Start of Data for processing
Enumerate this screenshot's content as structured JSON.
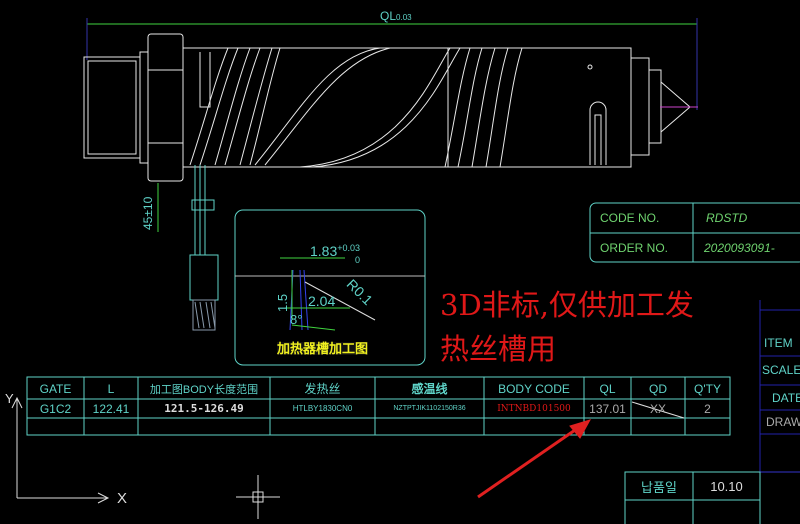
{
  "drawing": {
    "overall_dim": {
      "label": "QL",
      "tolerance": "0.03"
    },
    "wire_dim": "45±10",
    "detail": {
      "title": "加热器槽加工图",
      "dim_width": "1.83",
      "dim_tol_upper": "+0.03",
      "dim_tol_lower": "0",
      "dim_bottom": "2.04",
      "dim_depth": "1.5",
      "dim_radius": "R0.1",
      "dim_angle": "8°"
    },
    "annotation": [
      "3D非标,仅供加工发",
      "热丝槽用"
    ]
  },
  "code_box": {
    "rows": [
      {
        "label": "CODE NO.",
        "value": "RDSTD"
      },
      {
        "label": "ORDER NO.",
        "value": "2020093091-"
      }
    ]
  },
  "spec_table": {
    "headers": [
      "GATE",
      "L",
      "加工图BODY长度范围",
      "发热丝",
      "感温线",
      "BODY CODE",
      "QL",
      "QD",
      "Q'TY"
    ],
    "row": [
      "G1C2",
      "122.41",
      "121.5-126.49",
      "HTLBY1830CN0",
      "NZTPTJIK1102150R36",
      "INTNBD101500",
      "137.01",
      "XX",
      "2"
    ]
  },
  "title_block": {
    "labels": [
      "ITEM",
      "SCALE",
      "DATE",
      "DRAW"
    ]
  },
  "date_table": {
    "label": "납품일",
    "value": "10.10"
  },
  "ucs": {
    "x": "X",
    "y": "Y"
  },
  "colors": {
    "cyan": "#5fd3c8",
    "green": "#6fd36f",
    "red": "#e01818",
    "yellow": "#f0f020"
  }
}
End of Data for processing
• **Task goal**:
Copy the listing word for word, excluding its pictures.

• **Expected output**:
Enumerate this screenshot's content as structured JSON.
{
  "drawing": {
    "overall_dim": {
      "label": "QL",
      "tolerance": "0.03"
    },
    "wire_dim": "45±10",
    "detail": {
      "title": "加热器槽加工图",
      "dim_width": "1.83",
      "dim_tol_upper": "+0.03",
      "dim_tol_lower": "0",
      "dim_bottom": "2.04",
      "dim_depth": "1.5",
      "dim_radius": "R0.1",
      "dim_angle": "8°"
    },
    "annotation": [
      "3D非标,仅供加工发",
      "热丝槽用"
    ]
  },
  "code_box": {
    "rows": [
      {
        "label": "CODE NO.",
        "value": "RDSTD"
      },
      {
        "label": "ORDER NO.",
        "value": "2020093091-"
      }
    ]
  },
  "spec_table": {
    "headers": [
      "GATE",
      "L",
      "加工图BODY长度范围",
      "发热丝",
      "感温线",
      "BODY CODE",
      "QL",
      "QD",
      "Q'TY"
    ],
    "row": [
      "G1C2",
      "122.41",
      "121.5-126.49",
      "HTLBY1830CN0",
      "NZTPTJIK1102150R36",
      "INTNBD101500",
      "137.01",
      "XX",
      "2"
    ]
  },
  "title_block": {
    "labels": [
      "ITEM",
      "SCALE",
      "DATE",
      "DRAW"
    ]
  },
  "date_table": {
    "label": "납품일",
    "value": "10.10"
  },
  "ucs": {
    "x": "X",
    "y": "Y"
  },
  "colors": {
    "cyan": "#5fd3c8",
    "green": "#6fd36f",
    "red": "#e01818",
    "yellow": "#f0f020"
  }
}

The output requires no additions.